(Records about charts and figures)
————————
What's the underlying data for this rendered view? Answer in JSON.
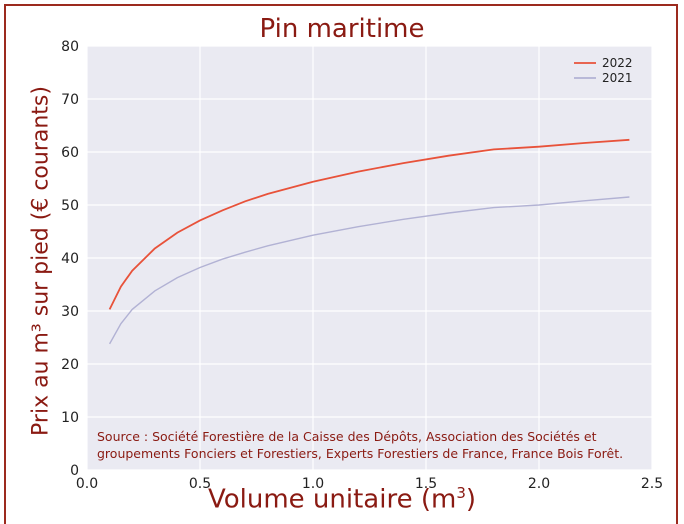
{
  "chart_data": {
    "type": "line",
    "title": "Pin maritime",
    "xlabel": "Volume unitaire (m",
    "xlabel_sup": "3",
    "xlabel_end": ")",
    "ylabel": "Prix au m³ sur pied (€ courants)",
    "xlim": [
      0,
      2.5
    ],
    "ylim": [
      0,
      80
    ],
    "x_ticks": [
      "0.0",
      "0.5",
      "1.0",
      "1.5",
      "2.0",
      "2.5"
    ],
    "y_ticks": [
      "0",
      "10",
      "20",
      "30",
      "40",
      "50",
      "60",
      "70",
      "80"
    ],
    "grid": true,
    "legend_position": "top-right",
    "series": [
      {
        "name": "2022",
        "color": "#e8523a",
        "x": [
          0.1,
          0.15,
          0.2,
          0.3,
          0.4,
          0.5,
          0.6,
          0.7,
          0.8,
          1.0,
          1.2,
          1.4,
          1.6,
          1.8,
          2.0,
          2.2,
          2.4
        ],
        "values": [
          30.3,
          34.6,
          37.6,
          41.8,
          44.8,
          47.1,
          49.0,
          50.7,
          52.1,
          54.4,
          56.3,
          57.9,
          59.3,
          60.5,
          61.0,
          61.7,
          62.3
        ]
      },
      {
        "name": "2021",
        "color": "#b2b2d4",
        "x": [
          0.1,
          0.15,
          0.2,
          0.3,
          0.4,
          0.5,
          0.6,
          0.7,
          0.8,
          1.0,
          1.2,
          1.4,
          1.6,
          1.8,
          2.0,
          2.2,
          2.4
        ],
        "values": [
          23.8,
          27.6,
          30.3,
          33.8,
          36.3,
          38.2,
          39.8,
          41.1,
          42.3,
          44.3,
          45.9,
          47.3,
          48.5,
          49.5,
          50.0,
          50.8,
          51.5
        ]
      }
    ],
    "annotation": "Source : Société Forestière de la Caisse des Dépôts, Association des Sociétés et groupements Fonciers et Forestiers, Experts Forestiers de France, France Bois Forêt."
  }
}
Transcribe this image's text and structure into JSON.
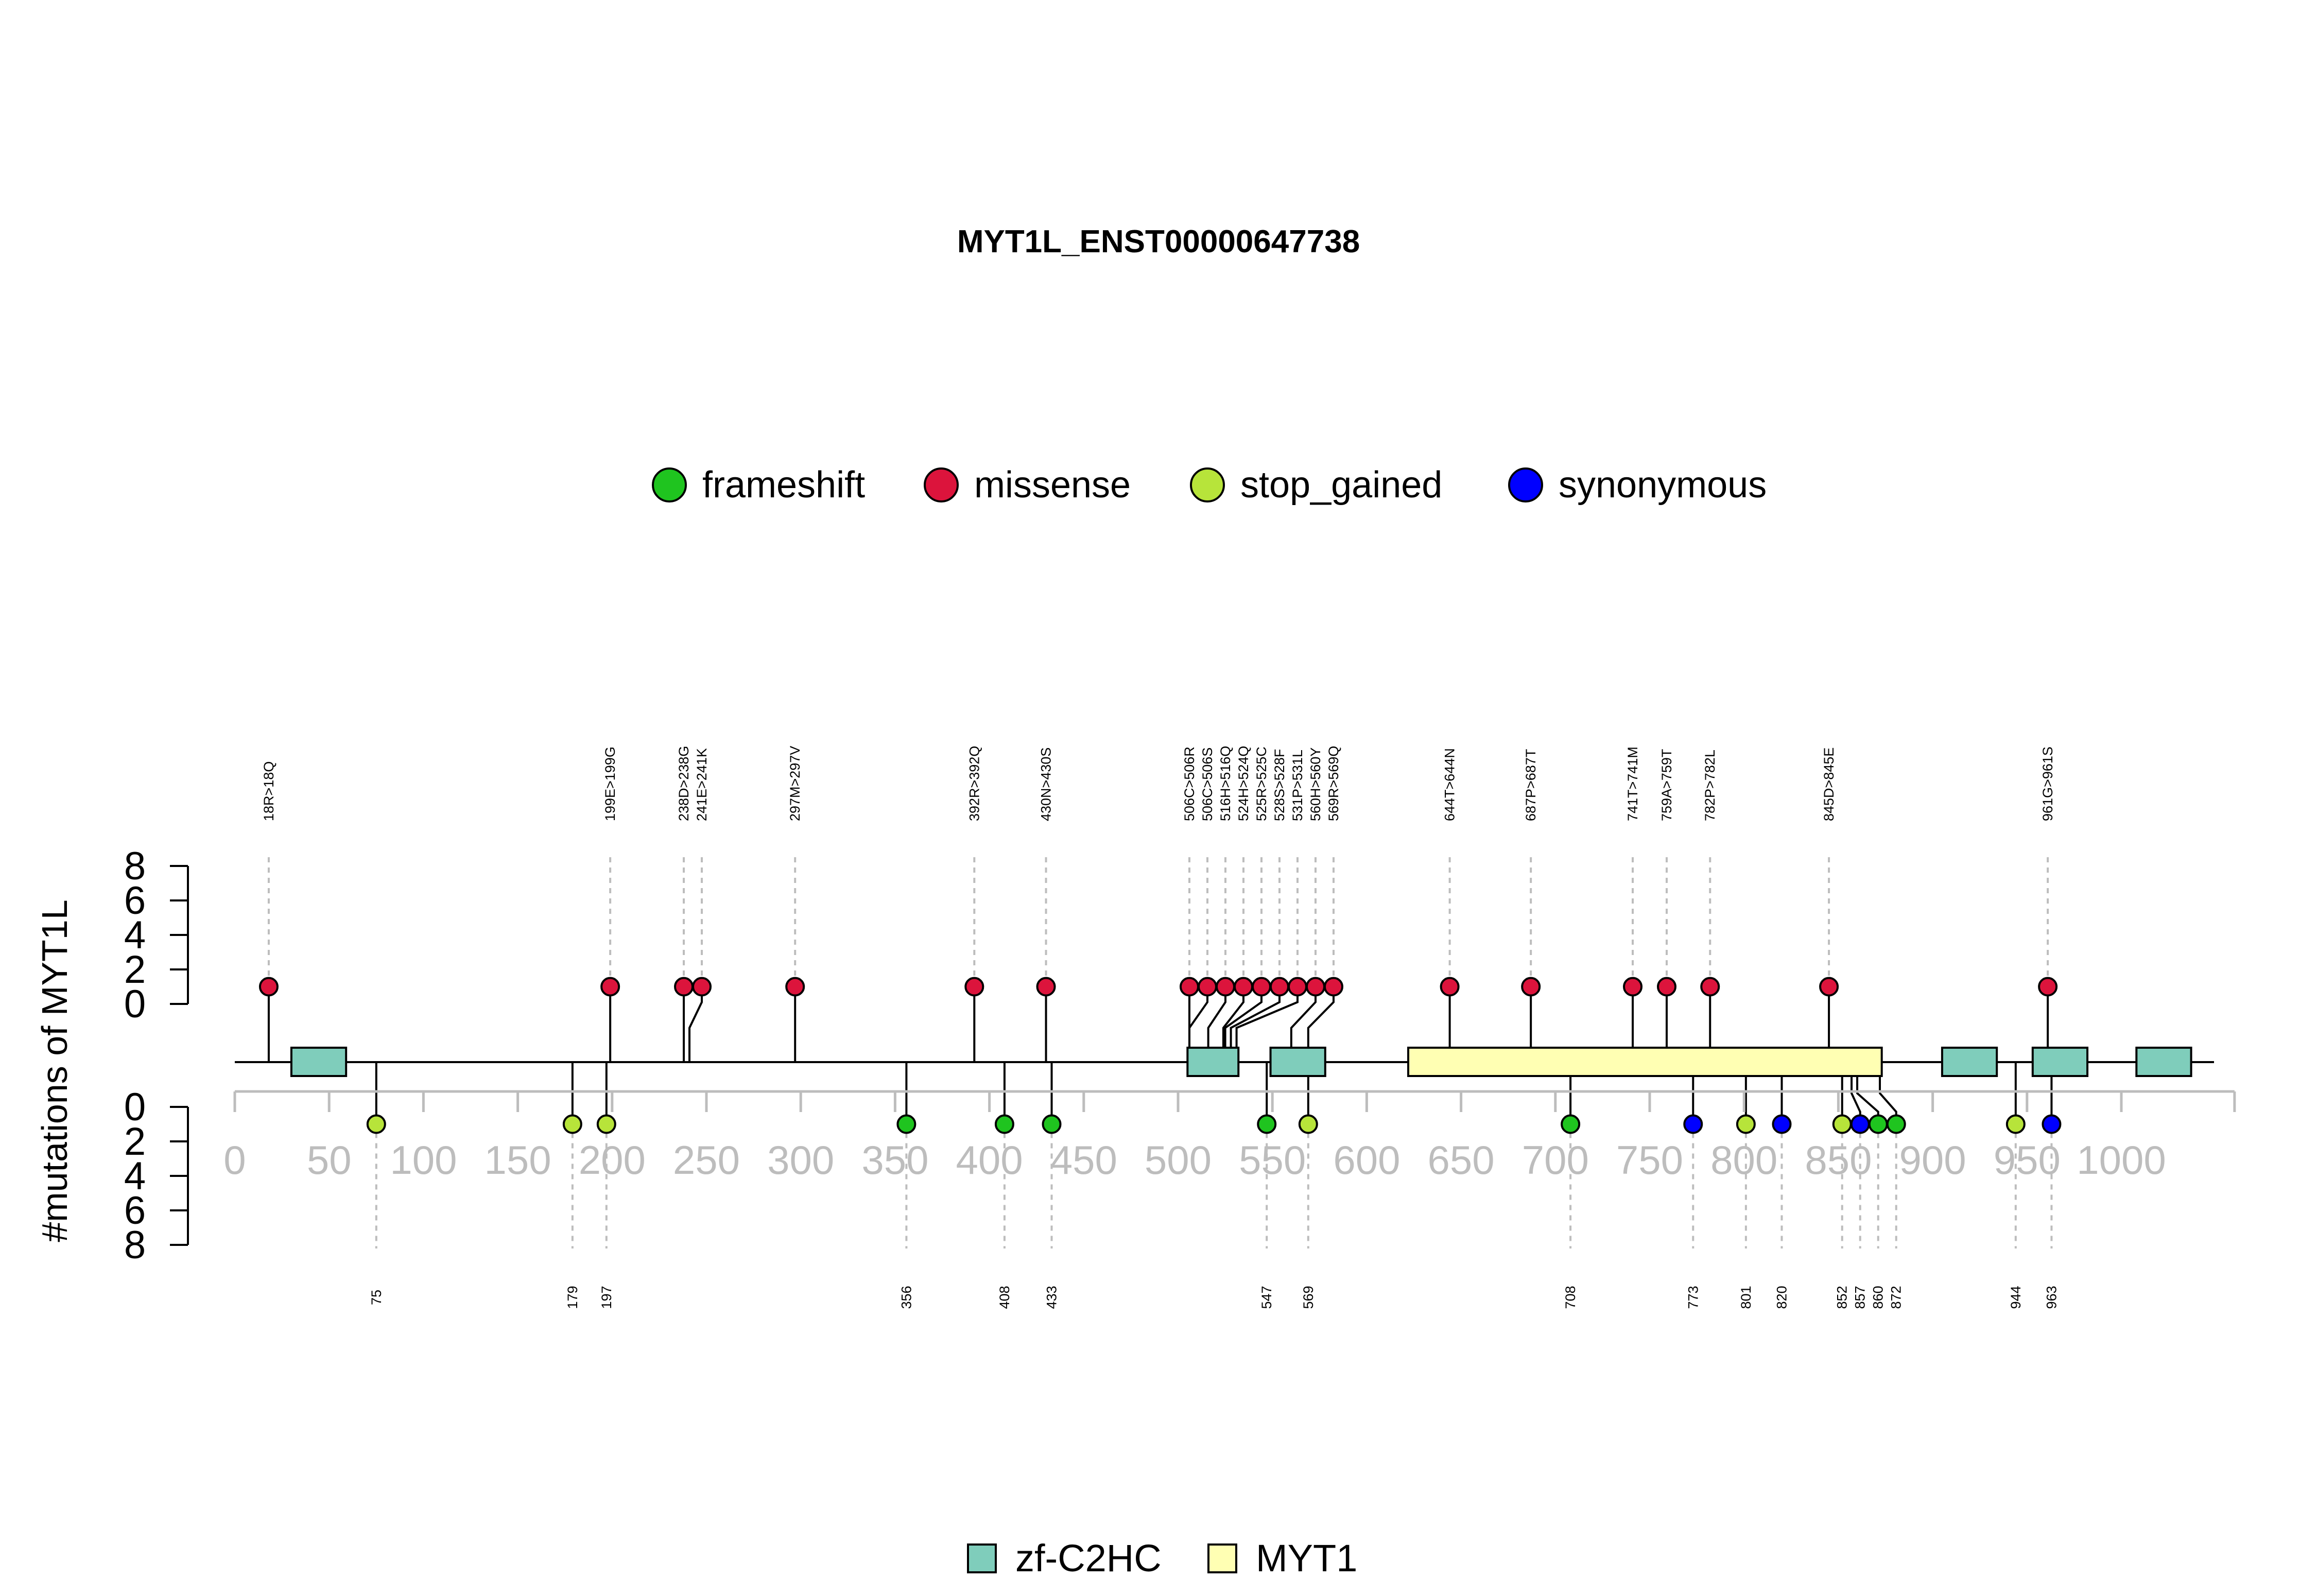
————————
### [Task goal]
Pictures stay out of the copy; please restate every record above exactly.

### [Exercise answer]
What's the underlying data for this rendered view? Answer in JSON.
{
  "chart_data": {
    "type": "line",
    "title": "Pin maritime",
    "xlabel": "Volume unitaire (m",
    "xlabel_sup": "3",
    "xlabel_end": ")",
    "ylabel": "Prix au m³ sur pied (€ courants)",
    "xlim": [
      0,
      2.5
    ],
    "ylim": [
      0,
      80
    ],
    "x_ticks": [
      "0.0",
      "0.5",
      "1.0",
      "1.5",
      "2.0",
      "2.5"
    ],
    "y_ticks": [
      "0",
      "10",
      "20",
      "30",
      "40",
      "50",
      "60",
      "70",
      "80"
    ],
    "grid": true,
    "legend_position": "top-right",
    "series": [
      {
        "name": "2022",
        "color": "#e8523a",
        "x": [
          0.1,
          0.15,
          0.2,
          0.3,
          0.4,
          0.5,
          0.6,
          0.7,
          0.8,
          1.0,
          1.2,
          1.4,
          1.6,
          1.8,
          2.0,
          2.2,
          2.4
        ],
        "values": [
          30.3,
          34.6,
          37.6,
          41.8,
          44.8,
          47.1,
          49.0,
          50.7,
          52.1,
          54.4,
          56.3,
          57.9,
          59.3,
          60.5,
          61.0,
          61.7,
          62.3
        ]
      },
      {
        "name": "2021",
        "color": "#b2b2d4",
        "x": [
          0.1,
          0.15,
          0.2,
          0.3,
          0.4,
          0.5,
          0.6,
          0.7,
          0.8,
          1.0,
          1.2,
          1.4,
          1.6,
          1.8,
          2.0,
          2.2,
          2.4
        ],
        "values": [
          23.8,
          27.6,
          30.3,
          33.8,
          36.3,
          38.2,
          39.8,
          41.1,
          42.3,
          44.3,
          45.9,
          47.3,
          48.5,
          49.5,
          50.0,
          50.8,
          51.5
        ]
      }
    ],
    "annotation": "Source : Société Forestière de la Caisse des Dépôts, Association des Sociétés et groupements Fonciers et Forestiers, Experts Forestiers de France, France Bois Forêt."
  }
}
Transcribe this image's text and structure into JSON.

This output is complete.